> DATA ROWS
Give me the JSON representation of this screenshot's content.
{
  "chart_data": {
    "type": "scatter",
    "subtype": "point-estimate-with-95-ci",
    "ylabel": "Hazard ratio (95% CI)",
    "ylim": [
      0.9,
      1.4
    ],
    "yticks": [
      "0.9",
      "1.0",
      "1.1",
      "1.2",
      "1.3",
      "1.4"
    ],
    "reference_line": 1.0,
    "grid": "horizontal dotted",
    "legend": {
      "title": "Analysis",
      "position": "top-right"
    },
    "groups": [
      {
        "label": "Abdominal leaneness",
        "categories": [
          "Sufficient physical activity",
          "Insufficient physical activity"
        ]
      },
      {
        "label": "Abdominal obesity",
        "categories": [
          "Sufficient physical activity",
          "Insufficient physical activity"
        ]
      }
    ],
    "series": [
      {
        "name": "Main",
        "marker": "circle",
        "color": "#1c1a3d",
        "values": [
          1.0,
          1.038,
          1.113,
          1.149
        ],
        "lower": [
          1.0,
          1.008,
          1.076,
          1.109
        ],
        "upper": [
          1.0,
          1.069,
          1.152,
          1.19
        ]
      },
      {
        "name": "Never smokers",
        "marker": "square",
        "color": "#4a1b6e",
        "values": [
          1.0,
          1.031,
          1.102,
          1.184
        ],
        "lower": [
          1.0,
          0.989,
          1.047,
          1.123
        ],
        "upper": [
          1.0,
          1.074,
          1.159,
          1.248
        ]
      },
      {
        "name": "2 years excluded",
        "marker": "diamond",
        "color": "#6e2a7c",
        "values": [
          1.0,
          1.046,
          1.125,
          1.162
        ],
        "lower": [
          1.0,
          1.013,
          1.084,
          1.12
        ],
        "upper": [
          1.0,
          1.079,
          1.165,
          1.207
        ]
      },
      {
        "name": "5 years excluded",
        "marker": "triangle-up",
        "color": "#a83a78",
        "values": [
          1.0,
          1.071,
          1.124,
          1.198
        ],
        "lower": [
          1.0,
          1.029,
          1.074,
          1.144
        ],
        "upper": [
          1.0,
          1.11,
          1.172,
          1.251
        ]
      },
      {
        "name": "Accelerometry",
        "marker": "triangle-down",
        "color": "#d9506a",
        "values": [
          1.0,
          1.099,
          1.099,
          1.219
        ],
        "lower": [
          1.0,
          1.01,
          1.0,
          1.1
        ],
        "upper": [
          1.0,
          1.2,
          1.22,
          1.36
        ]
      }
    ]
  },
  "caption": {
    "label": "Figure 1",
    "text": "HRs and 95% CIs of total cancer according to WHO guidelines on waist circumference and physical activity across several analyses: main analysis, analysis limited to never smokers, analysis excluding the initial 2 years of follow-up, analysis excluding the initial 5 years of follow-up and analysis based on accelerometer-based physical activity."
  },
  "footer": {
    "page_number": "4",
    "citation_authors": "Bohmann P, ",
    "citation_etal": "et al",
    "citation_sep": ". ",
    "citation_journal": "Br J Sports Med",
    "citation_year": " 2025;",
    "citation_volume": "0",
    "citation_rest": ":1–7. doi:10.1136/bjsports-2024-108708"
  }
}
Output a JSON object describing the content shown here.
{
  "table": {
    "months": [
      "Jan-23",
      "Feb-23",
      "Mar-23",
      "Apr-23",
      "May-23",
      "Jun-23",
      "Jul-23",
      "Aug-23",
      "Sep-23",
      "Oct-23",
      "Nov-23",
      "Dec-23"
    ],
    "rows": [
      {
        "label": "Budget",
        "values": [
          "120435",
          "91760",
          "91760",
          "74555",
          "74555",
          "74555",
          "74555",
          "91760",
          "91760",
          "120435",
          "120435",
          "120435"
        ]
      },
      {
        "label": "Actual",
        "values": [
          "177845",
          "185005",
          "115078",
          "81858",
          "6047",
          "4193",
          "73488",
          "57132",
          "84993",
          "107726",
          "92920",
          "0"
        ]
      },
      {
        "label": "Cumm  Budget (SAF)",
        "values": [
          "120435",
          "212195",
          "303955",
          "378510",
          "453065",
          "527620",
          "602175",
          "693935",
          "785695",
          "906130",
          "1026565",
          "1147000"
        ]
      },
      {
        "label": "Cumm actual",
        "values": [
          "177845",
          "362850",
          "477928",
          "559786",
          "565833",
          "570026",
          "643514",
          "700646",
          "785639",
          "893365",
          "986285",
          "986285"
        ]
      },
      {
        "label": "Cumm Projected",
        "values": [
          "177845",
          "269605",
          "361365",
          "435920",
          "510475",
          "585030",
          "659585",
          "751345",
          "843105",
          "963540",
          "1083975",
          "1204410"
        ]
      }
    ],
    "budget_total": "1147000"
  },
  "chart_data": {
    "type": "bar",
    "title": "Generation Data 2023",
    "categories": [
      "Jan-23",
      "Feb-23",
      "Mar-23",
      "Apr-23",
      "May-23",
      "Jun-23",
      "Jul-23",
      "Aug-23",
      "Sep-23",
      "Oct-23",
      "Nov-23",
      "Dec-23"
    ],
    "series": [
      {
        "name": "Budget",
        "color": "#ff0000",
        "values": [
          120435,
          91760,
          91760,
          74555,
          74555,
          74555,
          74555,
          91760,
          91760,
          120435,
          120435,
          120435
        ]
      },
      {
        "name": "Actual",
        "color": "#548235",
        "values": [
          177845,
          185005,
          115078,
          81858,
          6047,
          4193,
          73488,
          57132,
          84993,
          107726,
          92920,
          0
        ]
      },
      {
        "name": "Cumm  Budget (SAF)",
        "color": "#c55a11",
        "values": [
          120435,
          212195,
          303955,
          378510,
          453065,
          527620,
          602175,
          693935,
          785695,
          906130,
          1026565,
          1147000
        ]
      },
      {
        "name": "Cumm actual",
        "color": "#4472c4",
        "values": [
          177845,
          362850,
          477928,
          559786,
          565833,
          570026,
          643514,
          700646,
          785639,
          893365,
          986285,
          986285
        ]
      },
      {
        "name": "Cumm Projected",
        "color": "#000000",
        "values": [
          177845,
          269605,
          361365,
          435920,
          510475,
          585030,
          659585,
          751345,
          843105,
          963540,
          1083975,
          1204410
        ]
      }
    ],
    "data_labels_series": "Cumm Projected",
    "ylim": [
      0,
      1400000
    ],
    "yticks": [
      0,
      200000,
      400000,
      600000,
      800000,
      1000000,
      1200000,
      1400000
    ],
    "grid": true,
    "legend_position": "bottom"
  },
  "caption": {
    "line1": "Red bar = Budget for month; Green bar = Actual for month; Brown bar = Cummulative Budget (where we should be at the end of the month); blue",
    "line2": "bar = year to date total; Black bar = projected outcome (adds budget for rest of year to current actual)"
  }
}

> EXERCISE
Please reproduce the entire listing, exactly as shown.

> SOLVED PROBLEM
Give me the JSON representation of this screenshot's content.
{
  "chart_data": {
    "type": "scatter",
    "subtype": "point-estimate-with-95-ci",
    "ylabel": "Hazard ratio (95% CI)",
    "ylim": [
      0.9,
      1.4
    ],
    "yticks": [
      "0.9",
      "1.0",
      "1.1",
      "1.2",
      "1.3",
      "1.4"
    ],
    "reference_line": 1.0,
    "grid": "horizontal dotted",
    "legend": {
      "title": "Analysis",
      "position": "top-right"
    },
    "groups": [
      {
        "label": "Abdominal leaneness",
        "categories": [
          "Sufficient physical activity",
          "Insufficient physical activity"
        ]
      },
      {
        "label": "Abdominal obesity",
        "categories": [
          "Sufficient physical activity",
          "Insufficient physical activity"
        ]
      }
    ],
    "series": [
      {
        "name": "Main",
        "marker": "circle",
        "color": "#1c1a3d",
        "values": [
          1.0,
          1.038,
          1.113,
          1.149
        ],
        "lower": [
          1.0,
          1.008,
          1.076,
          1.109
        ],
        "upper": [
          1.0,
          1.069,
          1.152,
          1.19
        ]
      },
      {
        "name": "Never smokers",
        "marker": "square",
        "color": "#4a1b6e",
        "values": [
          1.0,
          1.031,
          1.102,
          1.184
        ],
        "lower": [
          1.0,
          0.989,
          1.047,
          1.123
        ],
        "upper": [
          1.0,
          1.074,
          1.159,
          1.248
        ]
      },
      {
        "name": "2 years excluded",
        "marker": "diamond",
        "color": "#6e2a7c",
        "values": [
          1.0,
          1.046,
          1.125,
          1.162
        ],
        "lower": [
          1.0,
          1.013,
          1.084,
          1.12
        ],
        "upper": [
          1.0,
          1.079,
          1.165,
          1.207
        ]
      },
      {
        "name": "5 years excluded",
        "marker": "triangle-up",
        "color": "#a83a78",
        "values": [
          1.0,
          1.071,
          1.124,
          1.198
        ],
        "lower": [
          1.0,
          1.029,
          1.074,
          1.144
        ],
        "upper": [
          1.0,
          1.11,
          1.172,
          1.251
        ]
      },
      {
        "name": "Accelerometry",
        "marker": "triangle-down",
        "color": "#d9506a",
        "values": [
          1.0,
          1.099,
          1.099,
          1.219
        ],
        "lower": [
          1.0,
          1.01,
          1.0,
          1.1
        ],
        "upper": [
          1.0,
          1.2,
          1.22,
          1.36
        ]
      }
    ]
  },
  "caption": {
    "label": "Figure 1",
    "text": "HRs and 95% CIs of total cancer according to WHO guidelines on waist circumference and physical activity across several analyses: main analysis, analysis limited to never smokers, analysis excluding the initial 2 years of follow-up, analysis excluding the initial 5 years of follow-up and analysis based on accelerometer-based physical activity."
  },
  "footer": {
    "page_number": "4",
    "citation_authors": "Bohmann P, ",
    "citation_etal": "et al",
    "citation_sep": ". ",
    "citation_journal": "Br J Sports Med",
    "citation_year": " 2025;",
    "citation_volume": "0",
    "citation_rest": ":1–7. doi:10.1136/bjsports-2024-108708"
  }
}
Output a JSON object describing the content shown here.
{
  "table": {
    "months": [
      "Jan-23",
      "Feb-23",
      "Mar-23",
      "Apr-23",
      "May-23",
      "Jun-23",
      "Jul-23",
      "Aug-23",
      "Sep-23",
      "Oct-23",
      "Nov-23",
      "Dec-23"
    ],
    "rows": [
      {
        "label": "Budget",
        "values": [
          "120435",
          "91760",
          "91760",
          "74555",
          "74555",
          "74555",
          "74555",
          "91760",
          "91760",
          "120435",
          "120435",
          "120435"
        ]
      },
      {
        "label": "Actual",
        "values": [
          "177845",
          "185005",
          "115078",
          "81858",
          "6047",
          "4193",
          "73488",
          "57132",
          "84993",
          "107726",
          "92920",
          "0"
        ]
      },
      {
        "label": "Cumm  Budget (SAF)",
        "values": [
          "120435",
          "212195",
          "303955",
          "378510",
          "453065",
          "527620",
          "602175",
          "693935",
          "785695",
          "906130",
          "1026565",
          "1147000"
        ]
      },
      {
        "label": "Cumm actual",
        "values": [
          "177845",
          "362850",
          "477928",
          "559786",
          "565833",
          "570026",
          "643514",
          "700646",
          "785639",
          "893365",
          "986285",
          "986285"
        ]
      },
      {
        "label": "Cumm Projected",
        "values": [
          "177845",
          "269605",
          "361365",
          "435920",
          "510475",
          "585030",
          "659585",
          "751345",
          "843105",
          "963540",
          "1083975",
          "1204410"
        ]
      }
    ],
    "budget_total": "1147000"
  },
  "chart_data": {
    "type": "bar",
    "title": "Generation Data 2023",
    "categories": [
      "Jan-23",
      "Feb-23",
      "Mar-23",
      "Apr-23",
      "May-23",
      "Jun-23",
      "Jul-23",
      "Aug-23",
      "Sep-23",
      "Oct-23",
      "Nov-23",
      "Dec-23"
    ],
    "series": [
      {
        "name": "Budget",
        "color": "#ff0000",
        "values": [
          120435,
          91760,
          91760,
          74555,
          74555,
          74555,
          74555,
          91760,
          91760,
          120435,
          120435,
          120435
        ]
      },
      {
        "name": "Actual",
        "color": "#548235",
        "values": [
          177845,
          185005,
          115078,
          81858,
          6047,
          4193,
          73488,
          57132,
          84993,
          107726,
          92920,
          0
        ]
      },
      {
        "name": "Cumm  Budget (SAF)",
        "color": "#c55a11",
        "values": [
          120435,
          212195,
          303955,
          378510,
          453065,
          527620,
          602175,
          693935,
          785695,
          906130,
          1026565,
          1147000
        ]
      },
      {
        "name": "Cumm actual",
        "color": "#4472c4",
        "values": [
          177845,
          362850,
          477928,
          559786,
          565833,
          570026,
          643514,
          700646,
          785639,
          893365,
          986285,
          986285
        ]
      },
      {
        "name": "Cumm Projected",
        "color": "#000000",
        "values": [
          177845,
          269605,
          361365,
          435920,
          510475,
          585030,
          659585,
          751345,
          843105,
          963540,
          1083975,
          1204410
        ]
      }
    ],
    "data_labels_series": "Cumm Projected",
    "ylim": [
      0,
      1400000
    ],
    "yticks": [
      0,
      200000,
      400000,
      600000,
      800000,
      1000000,
      1200000,
      1400000
    ],
    "grid": true,
    "legend_position": "bottom"
  },
  "caption": {
    "line1": "Red bar = Budget for month; Green bar = Actual for month; Brown bar = Cummulative Budget (where we should be at the end of the month); blue",
    "line2": "bar = year to date total; Black bar = projected outcome (adds budget for rest of year to current actual)"
  }
}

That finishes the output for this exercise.